WRITTEN TASK
Find each line that has the string "xlabel" and give the total, with nothing else.

MATERIAL FOR THIS TASK
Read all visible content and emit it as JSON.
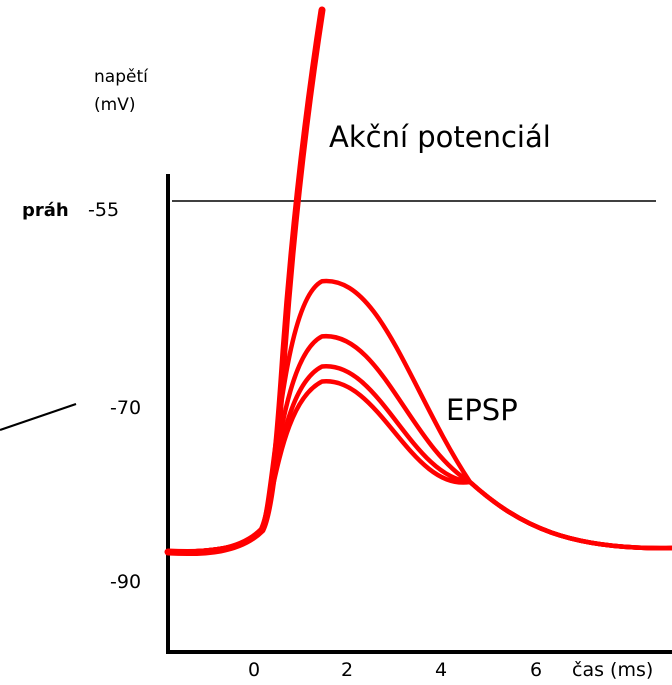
{
  "chart_data": {
    "type": "line",
    "ylabel_line1": "napětí",
    "ylabel_line2": "(mV)",
    "xlabel": "čas (ms)",
    "threshold": {
      "label": "práh",
      "value": -55
    },
    "y_ticks": [
      -55,
      -70,
      -90
    ],
    "x_ticks": [
      0,
      2,
      4,
      6
    ],
    "annotations": {
      "action_potential": "Akční potenciál",
      "epsp": "EPSP"
    },
    "colors": {
      "trace": "#ff0000",
      "axis": "#000000"
    },
    "series": [
      {
        "peak_mV": -63
      },
      {
        "peak_mV": -68.5
      },
      {
        "peak_mV": -71.5
      },
      {
        "peak_mV": -73
      }
    ]
  }
}
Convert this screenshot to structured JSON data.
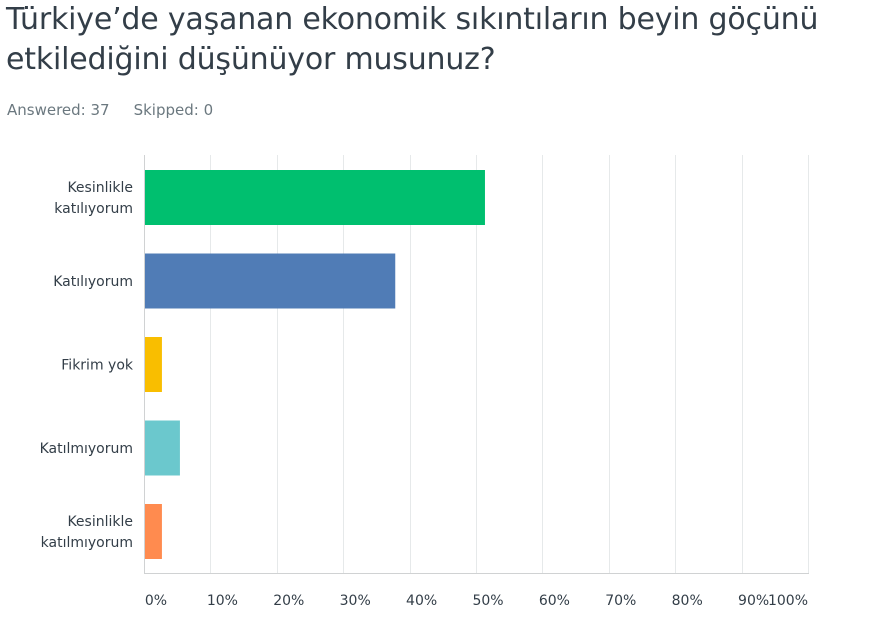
{
  "question": {
    "title": "Türkiye’de yaşanan ekonomik sıkıntıların beyin göçünü etkilediğini düşünüyor musunuz?"
  },
  "stats": {
    "answered": "Answered: 37",
    "skipped": "Skipped: 0"
  },
  "chart_data": {
    "type": "bar",
    "orientation": "horizontal",
    "categories": [
      [
        "Kesinlikle",
        "katılıyorum"
      ],
      [
        "Katılıyorum"
      ],
      [
        "Fikrim yok"
      ],
      [
        "Katılmıyorum"
      ],
      [
        "Kesinlikle",
        "katılmıyorum"
      ]
    ],
    "values": [
      51.35,
      37.84,
      2.7,
      5.41,
      2.7
    ],
    "colors": [
      "#00bf6f",
      "#507cb6",
      "#f9be00",
      "#6bc8cd",
      "#ff8b4f"
    ],
    "xlim": [
      0,
      100
    ],
    "ticks": [
      0,
      10,
      20,
      30,
      40,
      50,
      60,
      70,
      80,
      90,
      100
    ],
    "tick_labels": [
      "0%",
      "10%",
      "20%",
      "30%",
      "40%",
      "50%",
      "60%",
      "70%",
      "80%",
      "90%",
      "100%"
    ],
    "grid": true,
    "title": "",
    "xlabel": "",
    "ylabel": ""
  }
}
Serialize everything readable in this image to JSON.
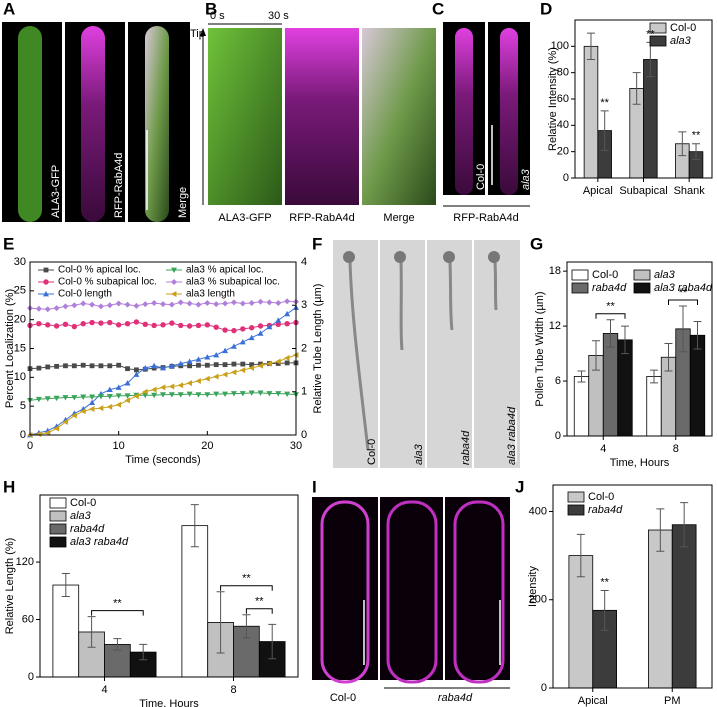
{
  "panel_labels": [
    "A",
    "B",
    "C",
    "D",
    "E",
    "F",
    "G",
    "H",
    "I",
    "J"
  ],
  "figure": {
    "A": {
      "channels": [
        "ALA3-GFP",
        "RFP-RabA4d",
        "Merge"
      ]
    },
    "B": {
      "time_start": "0 s",
      "time_end": "30 s",
      "axis_label": "Tip",
      "channels": [
        "ALA3-GFP",
        "RFP-RabA4d",
        "Merge"
      ]
    },
    "C": {
      "genotypes": [
        "Col-0",
        "ala3"
      ],
      "channel": "RFP-RabA4d"
    },
    "F": {
      "genotypes": [
        "Col-0",
        "ala3",
        "raba4d",
        "ala3 raba4d"
      ]
    },
    "I": {
      "genotypes": [
        "Col-0",
        "raba4d"
      ]
    }
  },
  "chart_data": [
    {
      "type": "bar",
      "ylabel": "Relative Intensity (%)",
      "categories": [
        "Apical",
        "Subapical",
        "Shank"
      ],
      "series": [
        {
          "name": "Col-0",
          "color": "#c8c8c8",
          "values": [
            100,
            68,
            26
          ],
          "errors": [
            10,
            12,
            9
          ]
        },
        {
          "name": "ala3",
          "color": "#3c3c3c",
          "italic": true,
          "values": [
            36,
            90,
            20
          ],
          "errors": [
            15,
            13,
            6
          ]
        }
      ],
      "ylim": [
        0,
        120
      ],
      "yticks": [
        0,
        20,
        40,
        60,
        80,
        100
      ],
      "annotations": [
        "**",
        "**",
        "**"
      ]
    },
    {
      "type": "line",
      "xlabel": "Time (seconds)",
      "ylabel": "Percent Localization (%)",
      "y2label": "Relative Tube Length (µm)",
      "x": [
        0,
        1,
        2,
        3,
        4,
        5,
        6,
        7,
        8,
        9,
        10,
        11,
        12,
        13,
        14,
        15,
        16,
        17,
        18,
        19,
        20,
        21,
        22,
        23,
        24,
        25,
        26,
        27,
        28,
        29,
        30
      ],
      "series": [
        {
          "name": "Col-0 % apical loc.",
          "color": "#4a4a4a",
          "marker": "square",
          "values": [
            11.5,
            11.6,
            11.8,
            11.9,
            12.0,
            12.0,
            12.1,
            12.0,
            12.0,
            12.0,
            12.1,
            11.5,
            11.3,
            11.4,
            11.6,
            11.7,
            11.9,
            12.0,
            12.0,
            12.1,
            12.1,
            12.2,
            12.2,
            12.3,
            12.3,
            12.2,
            12.3,
            12.4,
            12.4,
            12.5,
            12.5
          ]
        },
        {
          "name": "Col-0 % subapical loc.",
          "color": "#e0307a",
          "marker": "circle",
          "values": [
            19.0,
            19.3,
            19.1,
            18.9,
            19.2,
            18.8,
            19.3,
            19.5,
            19.4,
            19.5,
            19.1,
            19.3,
            19.6,
            19.2,
            19.0,
            19.1,
            19.4,
            19.0,
            18.9,
            19.0,
            19.1,
            18.7,
            18.2,
            18.1,
            18.4,
            18.6,
            18.9,
            19.0,
            19.2,
            19.3,
            19.5
          ]
        },
        {
          "name": "Col-0 length",
          "color": "#3b6fd8",
          "marker": "triangle-up",
          "axis": "y2",
          "values": [
            0,
            0.05,
            0.1,
            0.2,
            0.35,
            0.5,
            0.6,
            0.75,
            0.95,
            1.05,
            1.1,
            1.2,
            1.4,
            1.55,
            1.6,
            1.55,
            1.6,
            1.65,
            1.7,
            1.75,
            1.8,
            1.85,
            1.95,
            2.05,
            2.15,
            2.25,
            2.35,
            2.5,
            2.65,
            2.8,
            2.95
          ]
        },
        {
          "name": "ala3 % apical loc.",
          "color": "#3aa45a",
          "marker": "triangle-down",
          "values": [
            6.0,
            6.2,
            6.3,
            6.4,
            6.5,
            6.5,
            6.6,
            6.6,
            6.7,
            6.7,
            6.8,
            6.8,
            6.9,
            6.9,
            6.9,
            7.0,
            7.0,
            7.0,
            7.1,
            7.0,
            7.0,
            7.1,
            7.1,
            7.2,
            7.2,
            7.3,
            7.3,
            7.2,
            7.2,
            7.1,
            7.0
          ]
        },
        {
          "name": "ala3 % subapical loc.",
          "color": "#b07fd8",
          "marker": "diamond",
          "values": [
            22.0,
            21.9,
            21.8,
            22.0,
            22.3,
            22.5,
            22.8,
            22.6,
            22.3,
            22.5,
            22.8,
            22.6,
            22.4,
            22.7,
            22.9,
            22.7,
            22.6,
            23.0,
            22.8,
            22.6,
            22.9,
            22.7,
            22.8,
            23.0,
            22.8,
            22.9,
            23.1,
            23.0,
            22.9,
            23.2,
            23.1
          ]
        },
        {
          "name": "ala3 length",
          "color": "#c9a018",
          "marker": "triangle-left",
          "axis": "y2",
          "values": [
            0,
            0.02,
            0.05,
            0.15,
            0.3,
            0.45,
            0.55,
            0.6,
            0.62,
            0.65,
            0.7,
            0.8,
            0.9,
            1.0,
            1.05,
            1.1,
            1.12,
            1.15,
            1.2,
            1.25,
            1.3,
            1.35,
            1.4,
            1.45,
            1.5,
            1.55,
            1.6,
            1.65,
            1.7,
            1.78,
            1.85
          ]
        }
      ],
      "xlim": [
        0,
        30
      ],
      "xticks": [
        0,
        10,
        20,
        30
      ],
      "ylim": [
        0,
        30
      ],
      "yticks": [
        0,
        5,
        10,
        15,
        20,
        25,
        30
      ],
      "y2lim": [
        0,
        4
      ],
      "y2ticks": [
        0,
        1,
        2,
        3,
        4
      ]
    },
    {
      "type": "bar",
      "xlabel": "Time, Hours",
      "ylabel": "Pollen Tube Width (µm)",
      "categories": [
        "4",
        "8"
      ],
      "series": [
        {
          "name": "Col-0",
          "color": "#ffffff",
          "values": [
            6.5,
            6.5
          ],
          "errors": [
            0.6,
            0.7
          ]
        },
        {
          "name": "ala3",
          "color": "#c0c0c0",
          "italic": true,
          "values": [
            8.8,
            8.6
          ],
          "errors": [
            1.6,
            1.5
          ]
        },
        {
          "name": "raba4d",
          "color": "#6a6a6a",
          "italic": true,
          "values": [
            11.2,
            11.7
          ],
          "errors": [
            1.5,
            2.5
          ]
        },
        {
          "name": "ala3 raba4d",
          "color": "#111111",
          "italic": true,
          "values": [
            10.5,
            11.0
          ],
          "errors": [
            1.5,
            1.5
          ]
        }
      ],
      "ylim": [
        0,
        19
      ],
      "yticks": [
        0,
        6,
        12,
        18
      ],
      "annotations": [
        "**",
        "**"
      ]
    },
    {
      "type": "bar",
      "xlabel": "Time, Hours",
      "ylabel": "Relative Length (%)",
      "categories": [
        "4",
        "8"
      ],
      "series": [
        {
          "name": "Col-0",
          "color": "#ffffff",
          "values": [
            96,
            158
          ],
          "errors": [
            12,
            22
          ]
        },
        {
          "name": "ala3",
          "color": "#c0c0c0",
          "italic": true,
          "values": [
            47,
            57
          ],
          "errors": [
            16,
            32
          ]
        },
        {
          "name": "raba4d",
          "color": "#6a6a6a",
          "italic": true,
          "values": [
            34,
            53
          ],
          "errors": [
            6,
            12
          ]
        },
        {
          "name": "ala3 raba4d",
          "color": "#111111",
          "italic": true,
          "values": [
            26,
            37
          ],
          "errors": [
            8,
            18
          ]
        }
      ],
      "ylim": [
        0,
        190
      ],
      "yticks": [
        0,
        60,
        120
      ],
      "annotations": [
        "**",
        "**",
        "**"
      ]
    },
    {
      "type": "bar",
      "ylabel": "Intensity",
      "categories": [
        "Apical",
        "PM"
      ],
      "series": [
        {
          "name": "Col-0",
          "color": "#c8c8c8",
          "values": [
            300,
            358
          ],
          "errors": [
            48,
            48
          ]
        },
        {
          "name": "raba4d",
          "color": "#3c3c3c",
          "italic": true,
          "values": [
            176,
            370
          ],
          "errors": [
            45,
            50
          ]
        }
      ],
      "ylim": [
        0,
        460
      ],
      "yticks": [
        0,
        200,
        400
      ],
      "annotations": [
        "**"
      ]
    }
  ]
}
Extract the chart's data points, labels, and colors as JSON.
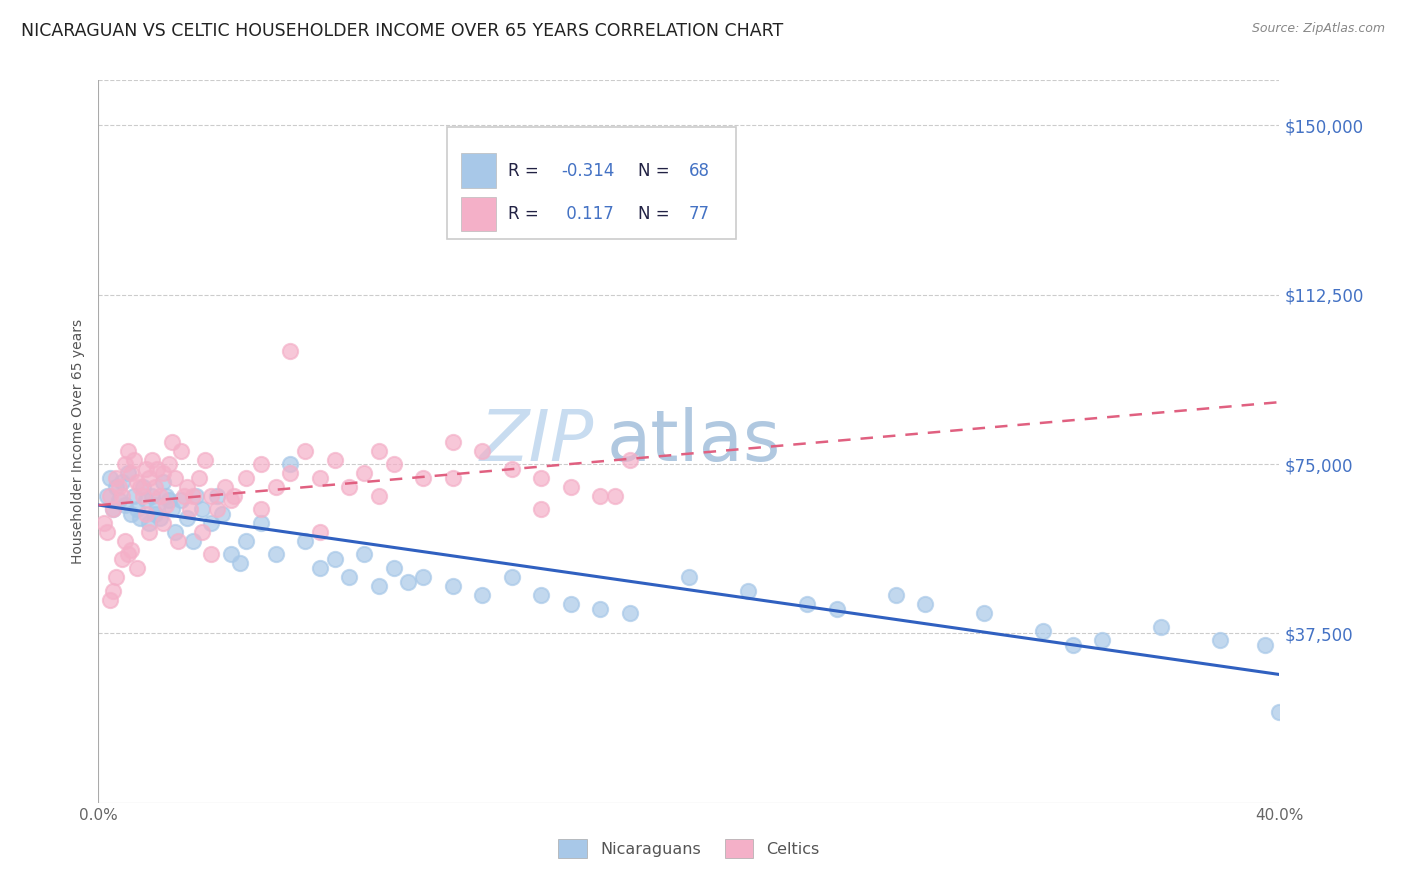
{
  "title": "NICARAGUAN VS CELTIC HOUSEHOLDER INCOME OVER 65 YEARS CORRELATION CHART",
  "source": "Source: ZipAtlas.com",
  "ylabel": "Householder Income Over 65 years",
  "yticks_labels": [
    "$150,000",
    "$112,500",
    "$75,000",
    "$37,500"
  ],
  "ytick_values": [
    150000,
    112500,
    75000,
    37500
  ],
  "ymin": 0,
  "ymax": 160000,
  "xmin": 0,
  "xmax": 40,
  "blue_R": -0.314,
  "blue_N": 68,
  "pink_R": 0.117,
  "pink_N": 77,
  "blue_color": "#A8C8E8",
  "pink_color": "#F4B0C8",
  "blue_line_color": "#3060C0",
  "pink_line_color": "#E06080",
  "background_color": "#FFFFFF",
  "title_color": "#222222",
  "title_fontsize": 12.5,
  "watermark_text": "ZIP",
  "watermark_text2": "atlas",
  "watermark_color1": "#C8DCF0",
  "watermark_color2": "#B0C8E0",
  "legend_border_color": "#CCCCCC",
  "grid_color": "#CCCCCC",
  "ytick_color": "#4472C4",
  "xtick_color": "#666666",
  "note_color": "#999999",
  "blue_scatter_x": [
    0.3,
    0.4,
    0.5,
    0.6,
    0.7,
    0.8,
    0.9,
    1.0,
    1.1,
    1.2,
    1.3,
    1.4,
    1.5,
    1.6,
    1.7,
    1.8,
    1.9,
    2.0,
    2.1,
    2.2,
    2.3,
    2.5,
    2.6,
    2.8,
    3.0,
    3.2,
    3.5,
    3.8,
    4.0,
    4.2,
    4.5,
    5.0,
    5.5,
    6.0,
    7.0,
    7.5,
    8.0,
    8.5,
    9.0,
    9.5,
    10.0,
    11.0,
    12.0,
    13.0,
    14.0,
    15.0,
    16.0,
    17.0,
    18.0,
    20.0,
    22.0,
    25.0,
    27.0,
    28.0,
    30.0,
    32.0,
    34.0,
    36.0,
    38.0,
    40.0,
    2.4,
    3.3,
    4.8,
    6.5,
    10.5,
    24.0,
    33.0,
    39.5
  ],
  "blue_scatter_y": [
    68000,
    72000,
    65000,
    70000,
    67000,
    71000,
    66000,
    73000,
    64000,
    68000,
    65000,
    63000,
    70000,
    67000,
    62000,
    68000,
    64000,
    66000,
    63000,
    71000,
    68000,
    65000,
    60000,
    67000,
    63000,
    58000,
    65000,
    62000,
    68000,
    64000,
    55000,
    58000,
    62000,
    55000,
    58000,
    52000,
    54000,
    50000,
    55000,
    48000,
    52000,
    50000,
    48000,
    46000,
    50000,
    46000,
    44000,
    43000,
    42000,
    50000,
    47000,
    43000,
    46000,
    44000,
    42000,
    38000,
    36000,
    39000,
    36000,
    20000,
    67000,
    68000,
    53000,
    75000,
    49000,
    44000,
    35000,
    35000
  ],
  "pink_scatter_x": [
    0.2,
    0.3,
    0.4,
    0.5,
    0.6,
    0.7,
    0.8,
    0.9,
    1.0,
    1.1,
    1.2,
    1.3,
    1.4,
    1.5,
    1.6,
    1.7,
    1.8,
    1.9,
    2.0,
    2.1,
    2.2,
    2.3,
    2.4,
    2.5,
    2.6,
    2.8,
    3.0,
    3.2,
    3.4,
    3.6,
    3.8,
    4.0,
    4.3,
    4.6,
    5.0,
    5.5,
    6.0,
    6.5,
    7.0,
    7.5,
    8.0,
    8.5,
    9.0,
    9.5,
    10.0,
    11.0,
    12.0,
    13.0,
    14.0,
    15.0,
    16.0,
    17.0,
    18.0,
    1.0,
    0.9,
    1.3,
    1.7,
    2.2,
    2.7,
    3.1,
    0.5,
    4.5,
    0.8,
    1.6,
    2.9,
    0.6,
    1.1,
    0.4,
    3.5,
    3.8,
    5.5,
    7.5,
    9.5,
    12.0,
    15.0,
    17.5,
    6.5
  ],
  "pink_scatter_y": [
    62000,
    60000,
    68000,
    65000,
    72000,
    70000,
    68000,
    75000,
    78000,
    73000,
    76000,
    71000,
    70000,
    68000,
    74000,
    72000,
    76000,
    70000,
    74000,
    68000,
    73000,
    66000,
    75000,
    80000,
    72000,
    78000,
    70000,
    68000,
    72000,
    76000,
    68000,
    65000,
    70000,
    68000,
    72000,
    75000,
    70000,
    73000,
    78000,
    72000,
    76000,
    70000,
    73000,
    78000,
    75000,
    72000,
    80000,
    78000,
    74000,
    72000,
    70000,
    68000,
    76000,
    55000,
    58000,
    52000,
    60000,
    62000,
    58000,
    65000,
    47000,
    67000,
    54000,
    64000,
    68000,
    50000,
    56000,
    45000,
    60000,
    55000,
    65000,
    60000,
    68000,
    72000,
    65000,
    68000,
    100000
  ]
}
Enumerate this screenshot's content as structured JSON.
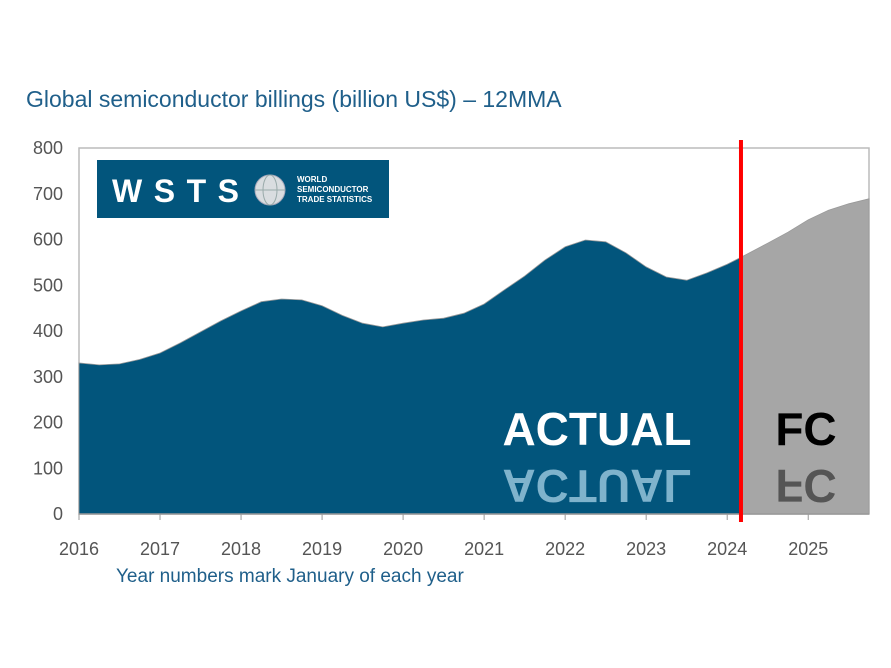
{
  "chart_data": {
    "type": "area",
    "title": "Global semiconductor billings (billion US$) – 12MMA",
    "xlabel": "Year numbers mark January of each year",
    "ylabel": "",
    "ylim": [
      0,
      800
    ],
    "xlim": [
      2016,
      2025.75
    ],
    "yticks": [
      "0",
      "100",
      "200",
      "300",
      "400",
      "500",
      "600",
      "700",
      "800"
    ],
    "xticks": [
      "2016",
      "2017",
      "2018",
      "2019",
      "2020",
      "2021",
      "2022",
      "2023",
      "2024",
      "2025"
    ],
    "divider_x": 2024.17,
    "series": [
      {
        "name": "ACTUAL",
        "color": "#02557c",
        "x": [
          2016,
          2016.25,
          2016.5,
          2016.75,
          2017,
          2017.25,
          2017.5,
          2017.75,
          2018,
          2018.25,
          2018.5,
          2018.75,
          2019,
          2019.25,
          2019.5,
          2019.75,
          2020,
          2020.25,
          2020.5,
          2020.75,
          2021,
          2021.25,
          2021.5,
          2021.75,
          2022,
          2022.25,
          2022.5,
          2022.75,
          2023,
          2023.25,
          2023.5,
          2023.75,
          2024,
          2024.17
        ],
        "y": [
          330,
          326,
          328,
          338,
          352,
          374,
          398,
          422,
          444,
          464,
          470,
          468,
          455,
          434,
          417,
          409,
          417,
          424,
          428,
          439,
          459,
          490,
          520,
          555,
          584,
          599,
          595,
          571,
          540,
          518,
          511,
          527,
          546,
          561
        ]
      },
      {
        "name": "FC",
        "color": "#a6a6a6",
        "x": [
          2024.17,
          2024.5,
          2024.75,
          2025,
          2025.25,
          2025.5,
          2025.75
        ],
        "y": [
          561,
          592,
          616,
          643,
          664,
          678,
          689
        ]
      }
    ],
    "annotations": [
      "ACTUAL",
      "FC"
    ],
    "logo": {
      "text": "WSTS",
      "subtext": "WORLD SEMICONDUCTOR TRADE STATISTICS",
      "color": "#02557c"
    }
  }
}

RIGHT ANSWER
6